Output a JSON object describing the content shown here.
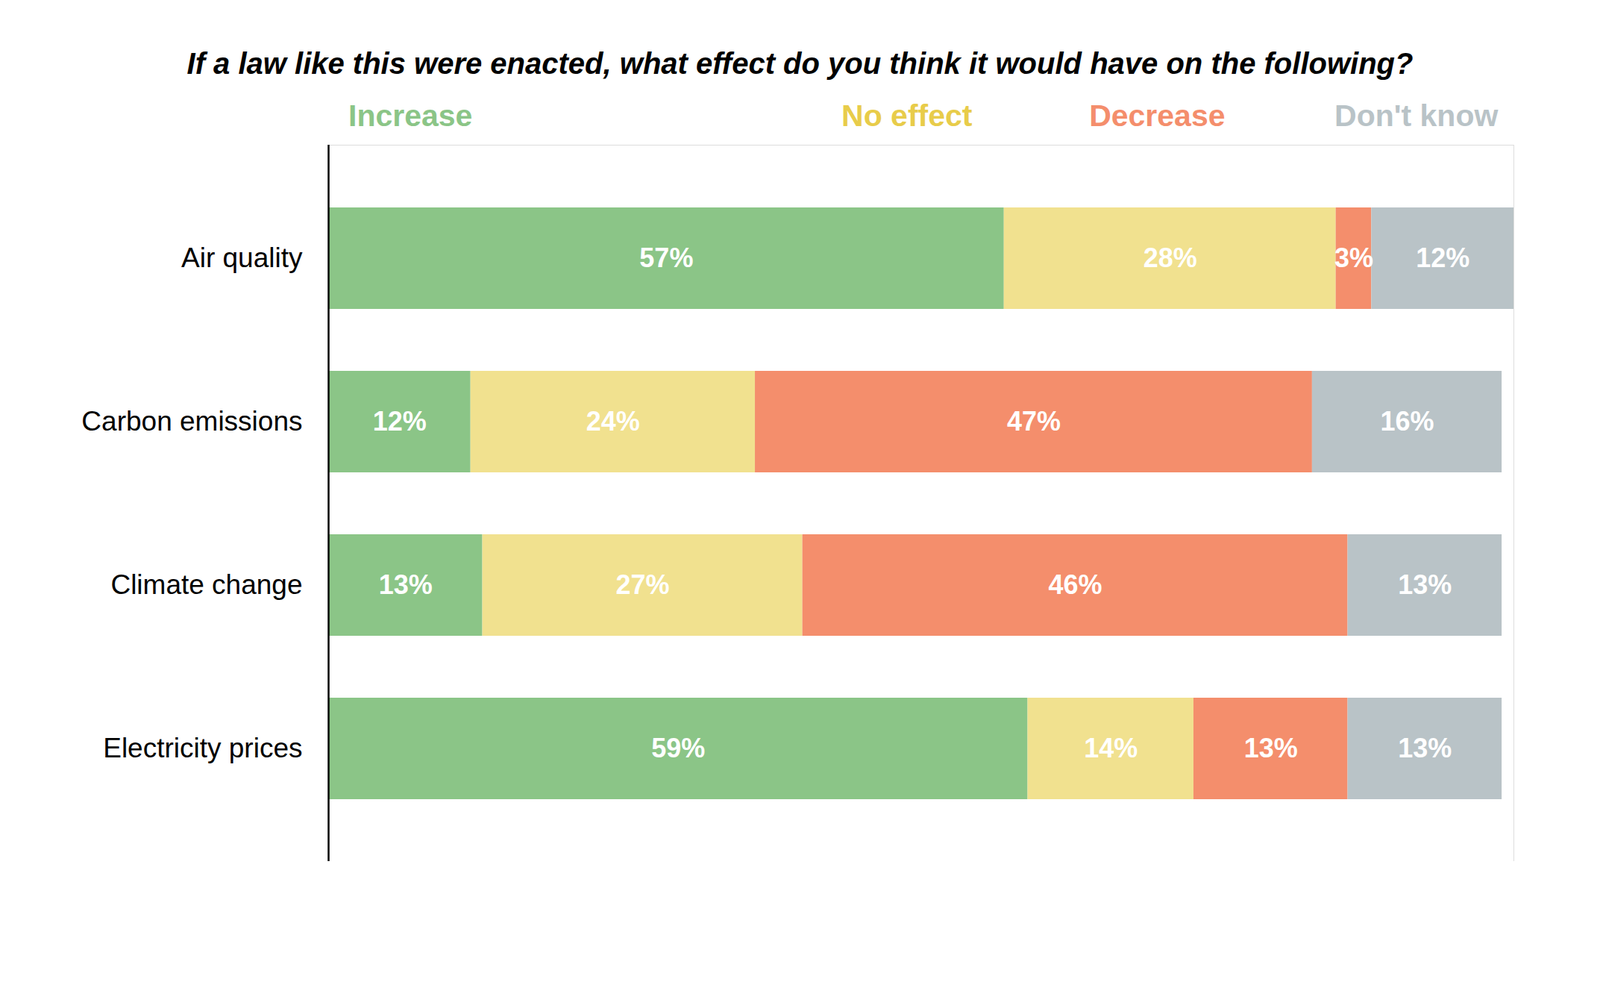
{
  "chart_data": {
    "type": "bar",
    "orientation": "horizontal",
    "stacked": true,
    "data_labels": true,
    "tick_labels": "y",
    "legend": "top",
    "title": "If a law like this were enacted, what effect do you think it would have on the following?",
    "categories": [
      "Air quality",
      "Carbon emissions",
      "Climate change",
      "Electricity prices"
    ],
    "xlim": [
      0,
      100
    ],
    "series": [
      {
        "name": "Increase",
        "color": "#8bc587",
        "values": [
          57,
          12,
          13,
          59
        ],
        "value_labels": [
          "57%",
          "12%",
          "13%",
          "59%"
        ]
      },
      {
        "name": "No effect",
        "color": "#f1e18f",
        "values": [
          28,
          24,
          27,
          14
        ],
        "value_labels": [
          "28%",
          "24%",
          "27%",
          "14%"
        ]
      },
      {
        "name": "Decrease",
        "color": "#f48e6c",
        "values": [
          3,
          47,
          46,
          13
        ],
        "value_labels": [
          "3%",
          "47%",
          "46%",
          "13%"
        ]
      },
      {
        "name": "Don't know",
        "color": "#b9c3c7",
        "values": [
          12,
          16,
          13,
          13
        ],
        "value_labels": [
          "12%",
          "16%",
          "13%",
          "13%"
        ]
      }
    ]
  }
}
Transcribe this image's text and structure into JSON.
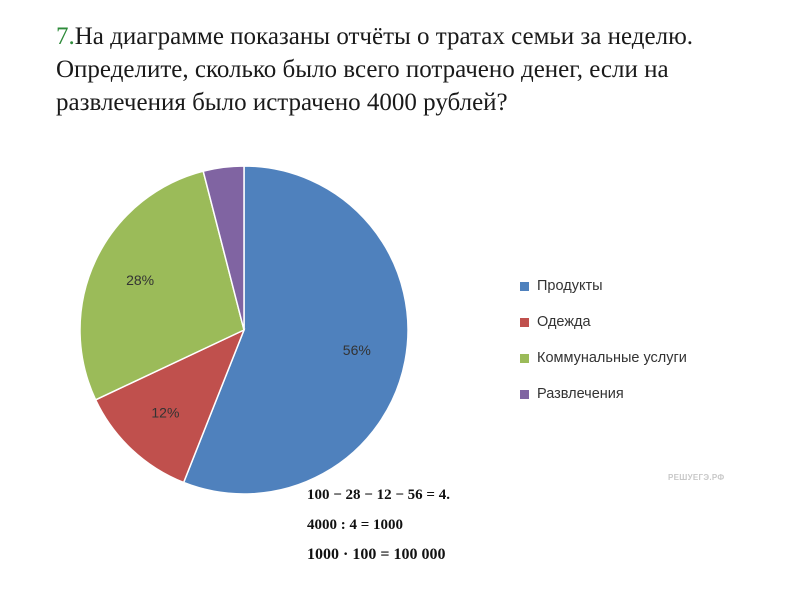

◆ **TASK**:
Each line containing the word "effect" counts once; report the total alone.

◆ **SOLUTION BELOW**:
2